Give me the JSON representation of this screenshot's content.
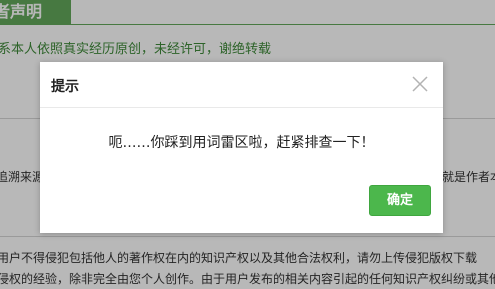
{
  "background": {
    "header_tab_text": "者声明",
    "statement": "系本人依照真实经历原创，未经许可，谢绝转载",
    "row1_left": "追溯来源",
    "row1_right": "就是作者本",
    "para_line1": "用户不得侵犯包括他人的著作权在内的知识产权以及其他合法权利，请勿上传侵犯版权下载",
    "para_line2": "侵权的经验，除非完全由您个人创作。由于用户发布的相关内容引起的任何知识产权纠纷或其他"
  },
  "dialog": {
    "title": "提示",
    "close_icon": "close-icon",
    "message": "呃……你踩到用词雷区啦，赶紧排查一下！",
    "confirm_label": "确定"
  },
  "colors": {
    "brand_green": "#63a85b",
    "confirm_green": "#4cb74c"
  }
}
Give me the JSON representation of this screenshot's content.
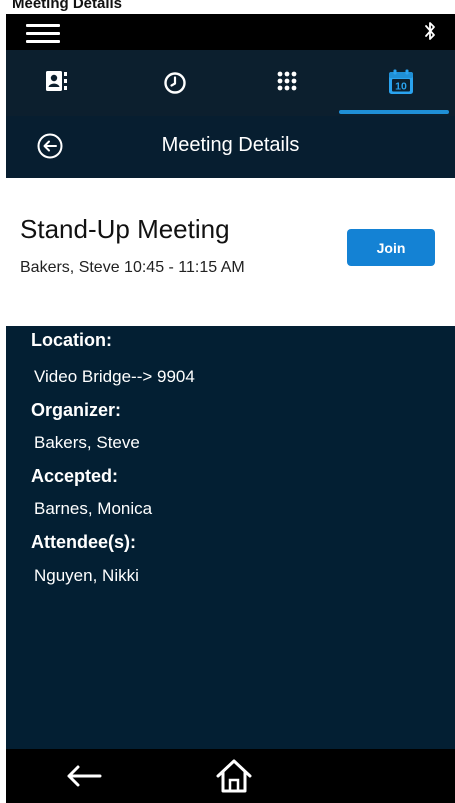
{
  "window": {
    "title": "Meeting Details"
  },
  "status_bar": {
    "menu_icon": "hamburger-menu-icon",
    "bluetooth_icon": "bluetooth-icon"
  },
  "tabs": [
    {
      "id": "contacts",
      "icon": "contacts-icon",
      "selected": false
    },
    {
      "id": "recents",
      "icon": "clock-icon",
      "selected": false
    },
    {
      "id": "dialpad",
      "icon": "dialpad-icon",
      "selected": false
    },
    {
      "id": "calendar",
      "icon": "calendar-icon",
      "selected": true,
      "day": "10"
    }
  ],
  "header": {
    "back_icon": "back-circle-icon",
    "title": "Meeting Details"
  },
  "meeting": {
    "title": "Stand-Up Meeting",
    "subtitle": "Bakers, Steve  10:45 - 11:15 AM",
    "join_label": "Join"
  },
  "details": {
    "location_label": "Location:",
    "location_value": "Video Bridge--> 9904",
    "organizer_label": "Organizer:",
    "organizer_value": "Bakers, Steve",
    "accepted_label": "Accepted:",
    "accepted_value": "Barnes, Monica",
    "attendees_label": "Attendee(s):",
    "attendees_value": "Nguyen, Nikki"
  },
  "nav": {
    "back_icon": "back-arrow-icon",
    "home_icon": "home-icon"
  },
  "colors": {
    "status_bar": "#000000",
    "tab_bar": "#0c1f2e",
    "header_bar": "#071e30",
    "details_panel": "#031f33",
    "accent": "#1f8fd6",
    "join_button": "#1482d4"
  }
}
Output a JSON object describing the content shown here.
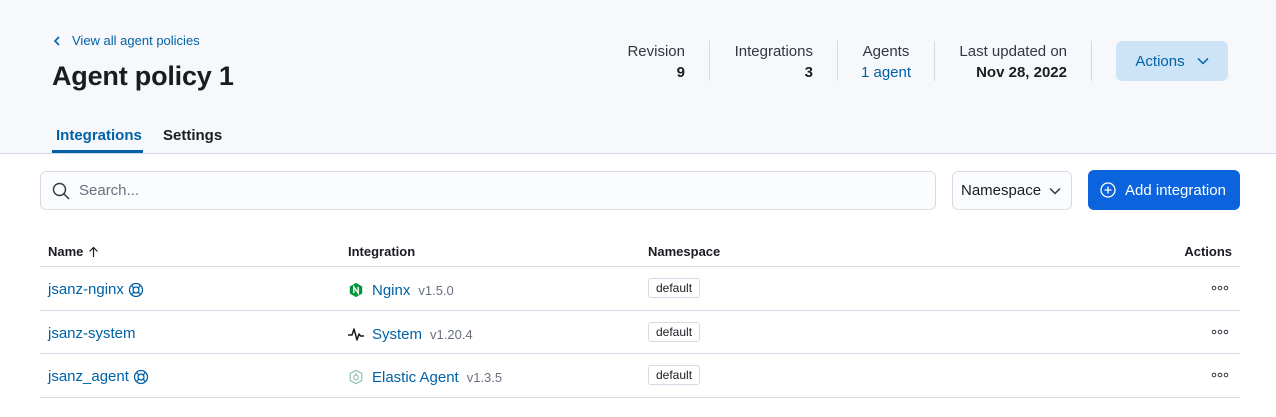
{
  "header": {
    "back_link": "View all agent policies",
    "title": "Agent policy 1",
    "stats": {
      "revision": {
        "label": "Revision",
        "value": "9"
      },
      "integrations": {
        "label": "Integrations",
        "value": "3"
      },
      "agents": {
        "label": "Agents",
        "value": "1 agent"
      },
      "last_updated": {
        "label": "Last updated on",
        "value": "Nov 28, 2022"
      }
    },
    "actions_label": "Actions"
  },
  "tabs": [
    {
      "label": "Integrations",
      "active": true
    },
    {
      "label": "Settings",
      "active": false
    }
  ],
  "toolbar": {
    "search_placeholder": "Search...",
    "namespace_label": "Namespace",
    "add_integration_label": "Add integration"
  },
  "table": {
    "columns": {
      "name": "Name",
      "integration": "Integration",
      "namespace": "Namespace",
      "actions": "Actions"
    },
    "rows": [
      {
        "name": "jsanz-nginx",
        "managed_icon": "lifebuoy-icon",
        "integration": "Nginx",
        "integration_icon": "nginx-icon",
        "version": "v1.5.0",
        "namespace": "default"
      },
      {
        "name": "jsanz-system",
        "managed_icon": "",
        "integration": "System",
        "integration_icon": "pulse-icon",
        "version": "v1.20.4",
        "namespace": "default"
      },
      {
        "name": "jsanz_agent",
        "managed_icon": "lifebuoy-icon",
        "integration": "Elastic Agent",
        "integration_icon": "elastic-agent-icon",
        "version": "v1.3.5",
        "namespace": "default"
      }
    ]
  },
  "colors": {
    "link": "#0061a6",
    "primary_button": "#0b64dd",
    "header_bg": "#f7f8fc",
    "actions_button_bg": "#cce4f5",
    "nginx_green": "#009639"
  }
}
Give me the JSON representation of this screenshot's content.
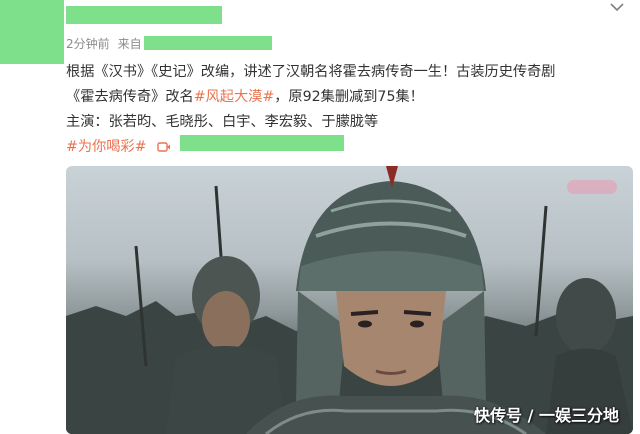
{
  "post": {
    "time": "2分钟前",
    "from_label": "来自",
    "body_line1": "根据《汉书》《史记》改编，讲述了汉朝名将霍去病传奇一生！古装历史传奇剧",
    "body_line2_prefix": "《霍去病传奇》改名",
    "body_line2_hashtag": "#风起大漠#",
    "body_line2_suffix": "，原92集删减到75集！",
    "body_line3": "主演：张若昀、毛晓彤、白宇、李宏毅、于朦胧等",
    "topic_hashtag": "#为你喝彩#"
  },
  "media": {
    "watermark": "快传号 / 一娱三分地"
  },
  "icons": {
    "menu": "chevron-down-icon",
    "link": "video-link-icon"
  },
  "colors": {
    "redaction": "#7ee08a",
    "hashtag": "#eb7350",
    "meta": "#8c8c8c",
    "text": "#333333"
  }
}
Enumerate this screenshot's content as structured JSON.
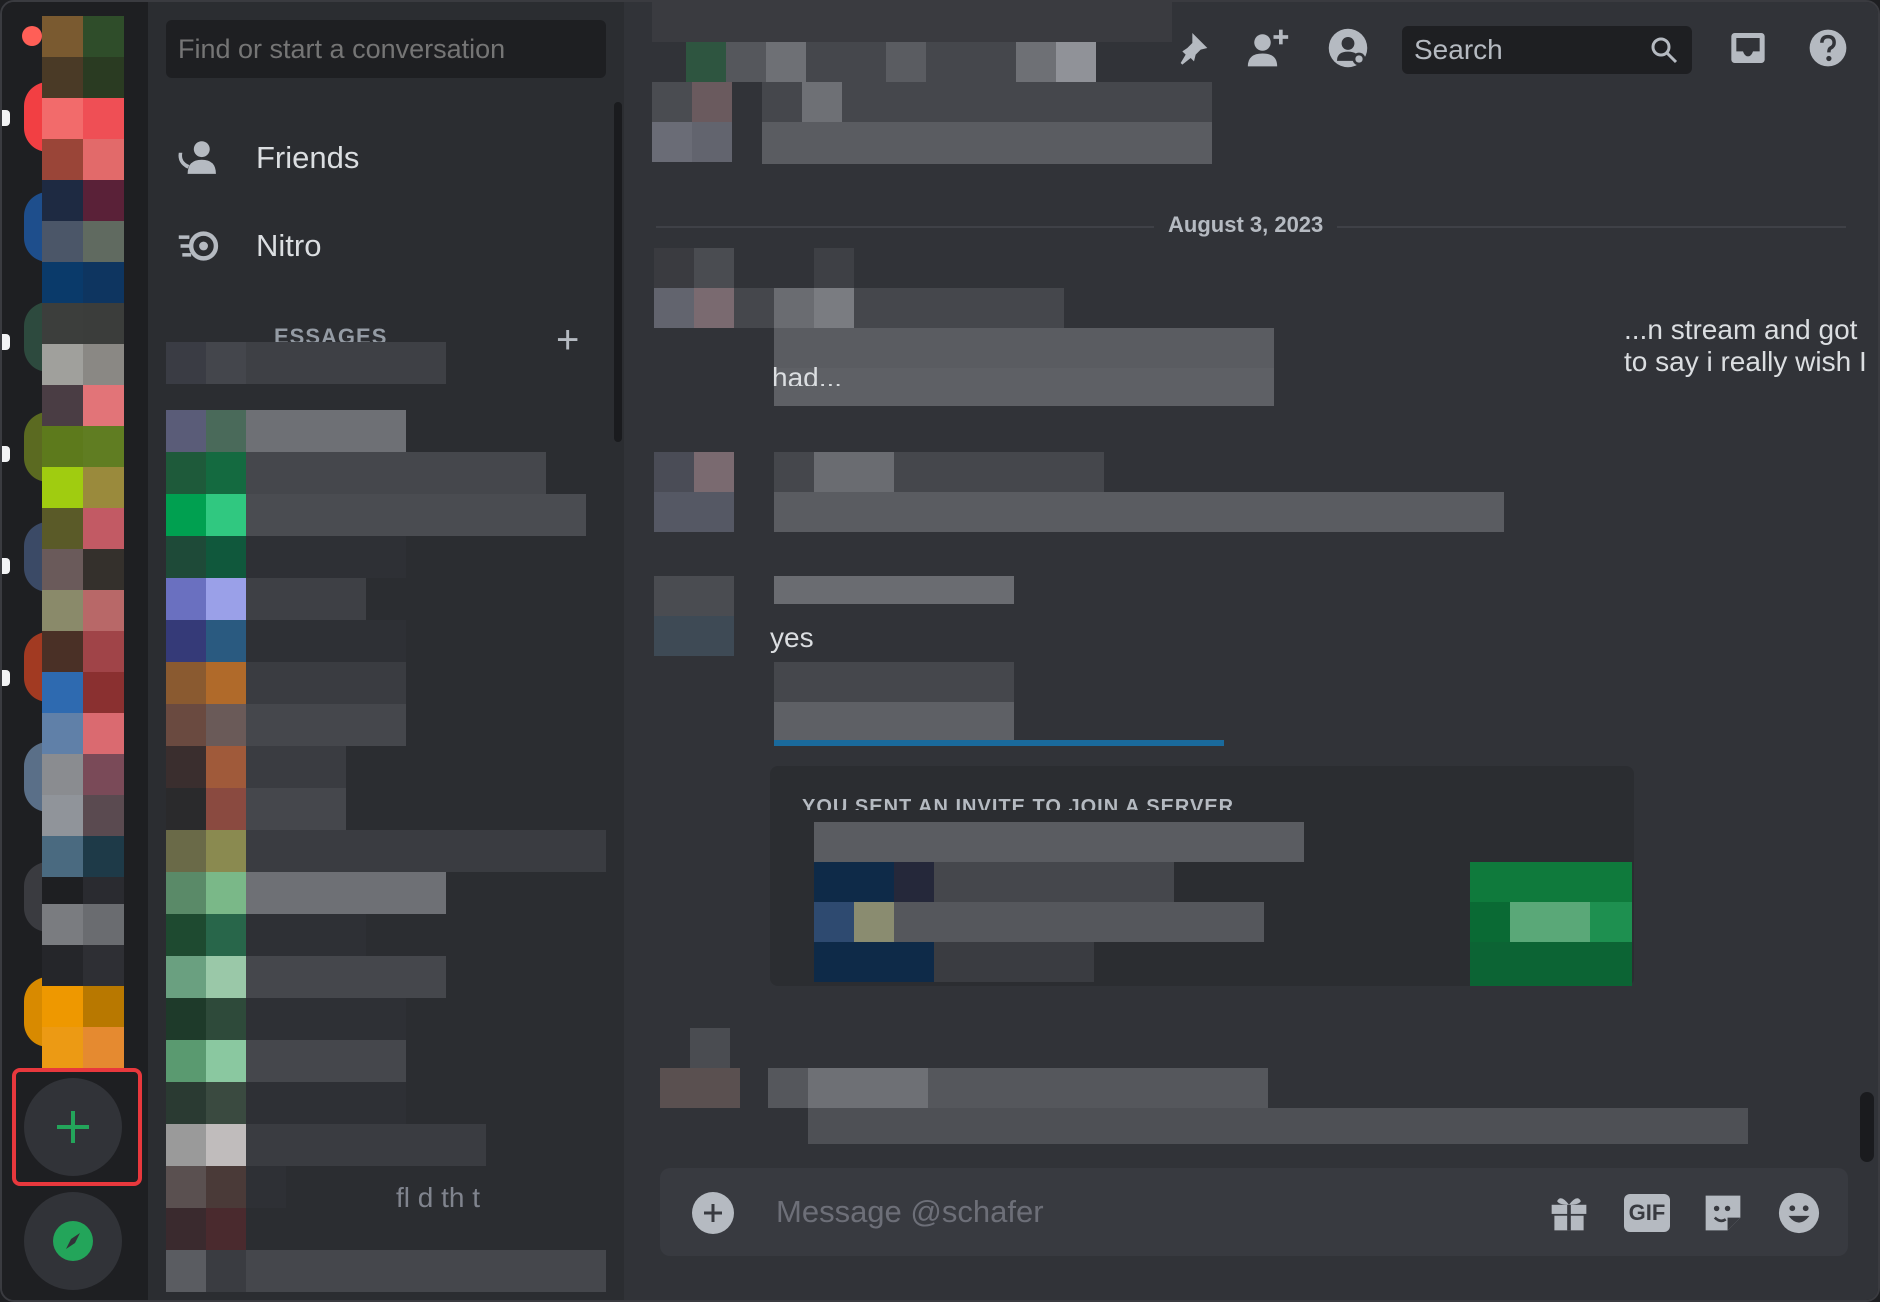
{
  "sidebar": {
    "search_placeholder": "Find or start a conversation",
    "nav": [
      {
        "label": "Friends",
        "icon": "friends-icon"
      },
      {
        "label": "Nitro",
        "icon": "nitro-icon"
      }
    ],
    "dm_header": "ESSAGES",
    "dm_add_label": "+",
    "dm_tail_text": "fl         d th  t"
  },
  "rail": {
    "add_server_icon": "plus-icon",
    "explore_icon": "compass-icon"
  },
  "toolbar": {
    "pin_icon": "pin-icon",
    "add_friend_icon": "add-friend-dm-icon",
    "profile_icon": "user-profile-icon",
    "search_placeholder": "Search",
    "inbox_icon": "inbox-icon",
    "help_icon": "help-icon"
  },
  "chat": {
    "date_divider": "August 3, 2023",
    "messages": [
      {
        "text_fragment": "...n stream and got to say i really wish I"
      },
      {
        "text_fragment": "had..."
      },
      {
        "text": "yes"
      }
    ],
    "invite_title": "YOU SENT AN INVITE TO JOIN A SERVER"
  },
  "composer": {
    "placeholder": "Message @schafer",
    "gif_label": "GIF",
    "icons": [
      "gift-icon",
      "gif-icon",
      "sticker-icon",
      "emoji-icon"
    ]
  },
  "colors": {
    "accent_green": "#23a55a",
    "highlight_red": "#e8383d"
  }
}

——————

Given problem: Your task is to transcribe all of the records precisely, with no images included.

Task result:
Give me the JSON representation of this screenshot's content.
{
  "background": {
    "header_tab_text": "者声明",
    "statement": "系本人依照真实经历原创，未经许可，谢绝转载",
    "row1_left": "追溯来源",
    "row1_right": "就是作者本",
    "para_line1": "用户不得侵犯包括他人的著作权在内的知识产权以及其他合法权利，请勿上传侵犯版权下载",
    "para_line2": "侵权的经验，除非完全由您个人创作。由于用户发布的相关内容引起的任何知识产权纠纷或其他"
  },
  "dialog": {
    "title": "提示",
    "close_icon": "close-icon",
    "message": "呃……你踩到用词雷区啦，赶紧排查一下！",
    "confirm_label": "确定"
  },
  "colors": {
    "brand_green": "#63a85b",
    "confirm_green": "#4cb74c"
  }
}
Give me the JSON representation of this screenshot's content.
{
  "window": {
    "title": "Meeting Details"
  },
  "status_bar": {
    "menu_icon": "hamburger-menu-icon",
    "bluetooth_icon": "bluetooth-icon"
  },
  "tabs": [
    {
      "id": "contacts",
      "icon": "contacts-icon",
      "selected": false
    },
    {
      "id": "recents",
      "icon": "clock-icon",
      "selected": false
    },
    {
      "id": "dialpad",
      "icon": "dialpad-icon",
      "selected": false
    },
    {
      "id": "calendar",
      "icon": "calendar-icon",
      "selected": true,
      "day": "10"
    }
  ],
  "header": {
    "back_icon": "back-circle-icon",
    "title": "Meeting Details"
  },
  "meeting": {
    "title": "Stand-Up Meeting",
    "subtitle": "Bakers, Steve  10:45 - 11:15 AM",
    "join_label": "Join"
  },
  "details": {
    "location_label": "Location:",
    "location_value": "Video Bridge--> 9904",
    "organizer_label": "Organizer:",
    "organizer_value": "Bakers, Steve",
    "accepted_label": "Accepted:",
    "accepted_value": "Barnes, Monica",
    "attendees_label": "Attendee(s):",
    "attendees_value": "Nguyen, Nikki"
  },
  "nav": {
    "back_icon": "back-arrow-icon",
    "home_icon": "home-icon"
  },
  "colors": {
    "status_bar": "#000000",
    "tab_bar": "#0c1f2e",
    "header_bar": "#071e30",
    "details_panel": "#031f33",
    "accent": "#1f8fd6",
    "join_button": "#1482d4"
  }
}
Output a JSON object describing the content shown here.
{
  "header": {
    "back_link": "View all agent policies",
    "title": "Agent policy 1",
    "stats": {
      "revision": {
        "label": "Revision",
        "value": "9"
      },
      "integrations": {
        "label": "Integrations",
        "value": "3"
      },
      "agents": {
        "label": "Agents",
        "value": "1 agent"
      },
      "last_updated": {
        "label": "Last updated on",
        "value": "Nov 28, 2022"
      }
    },
    "actions_label": "Actions"
  },
  "tabs": [
    {
      "label": "Integrations",
      "active": true
    },
    {
      "label": "Settings",
      "active": false
    }
  ],
  "toolbar": {
    "search_placeholder": "Search...",
    "namespace_label": "Namespace",
    "add_integration_label": "Add integration"
  },
  "table": {
    "columns": {
      "name": "Name",
      "integration": "Integration",
      "namespace": "Namespace",
      "actions": "Actions"
    },
    "rows": [
      {
        "name": "jsanz-nginx",
        "managed_icon": "lifebuoy-icon",
        "integration": "Nginx",
        "integration_icon": "nginx-icon",
        "version": "v1.5.0",
        "namespace": "default"
      },
      {
        "name": "jsanz-system",
        "managed_icon": "",
        "integration": "System",
        "integration_icon": "pulse-icon",
        "version": "v1.20.4",
        "namespace": "default"
      },
      {
        "name": "jsanz_agent",
        "managed_icon": "lifebuoy-icon",
        "integration": "Elastic Agent",
        "integration_icon": "elastic-agent-icon",
        "version": "v1.3.5",
        "namespace": "default"
      }
    ]
  },
  "colors": {
    "link": "#0061a6",
    "primary_button": "#0b64dd",
    "header_bg": "#f7f8fc",
    "actions_button_bg": "#cce4f5",
    "nginx_green": "#009639"
  }
}
Give me the JSON representation of this screenshot's content.
{
  "post": {
    "time": "2分钟前",
    "from_label": "来自",
    "body_line1": "根据《汉书》《史记》改编，讲述了汉朝名将霍去病传奇一生！古装历史传奇剧",
    "body_line2_prefix": "《霍去病传奇》改名",
    "body_line2_hashtag": "#风起大漠#",
    "body_line2_suffix": "，原92集删减到75集！",
    "body_line3": "主演：张若昀、毛晓彤、白宇、李宏毅、于朦胧等",
    "topic_hashtag": "#为你喝彩#"
  },
  "media": {
    "watermark": "快传号 / 一娱三分地"
  },
  "icons": {
    "menu": "chevron-down-icon",
    "link": "video-link-icon"
  },
  "colors": {
    "redaction": "#7ee08a",
    "hashtag": "#eb7350",
    "meta": "#8c8c8c",
    "text": "#333333"
  }
}
Enumerate this screenshot's content as structured JSON.
{
  "sidebar": {
    "search_placeholder": "Find or start a conversation",
    "nav": [
      {
        "label": "Friends",
        "icon": "friends-icon"
      },
      {
        "label": "Nitro",
        "icon": "nitro-icon"
      }
    ],
    "dm_header": "ESSAGES",
    "dm_add_label": "+",
    "dm_tail_text": "fl         d th  t"
  },
  "rail": {
    "add_server_icon": "plus-icon",
    "explore_icon": "compass-icon"
  },
  "toolbar": {
    "pin_icon": "pin-icon",
    "add_friend_icon": "add-friend-dm-icon",
    "profile_icon": "user-profile-icon",
    "search_placeholder": "Search",
    "inbox_icon": "inbox-icon",
    "help_icon": "help-icon"
  },
  "chat": {
    "date_divider": "August 3, 2023",
    "messages": [
      {
        "text_fragment": "...n stream and got to say i really wish I"
      },
      {
        "text_fragment": "had..."
      },
      {
        "text": "yes"
      }
    ],
    "invite_title": "YOU SENT AN INVITE TO JOIN A SERVER"
  },
  "composer": {
    "placeholder": "Message @schafer",
    "gif_label": "GIF",
    "icons": [
      "gift-icon",
      "gif-icon",
      "sticker-icon",
      "emoji-icon"
    ]
  },
  "colors": {
    "accent_green": "#23a55a",
    "highlight_red": "#e8383d"
  }
}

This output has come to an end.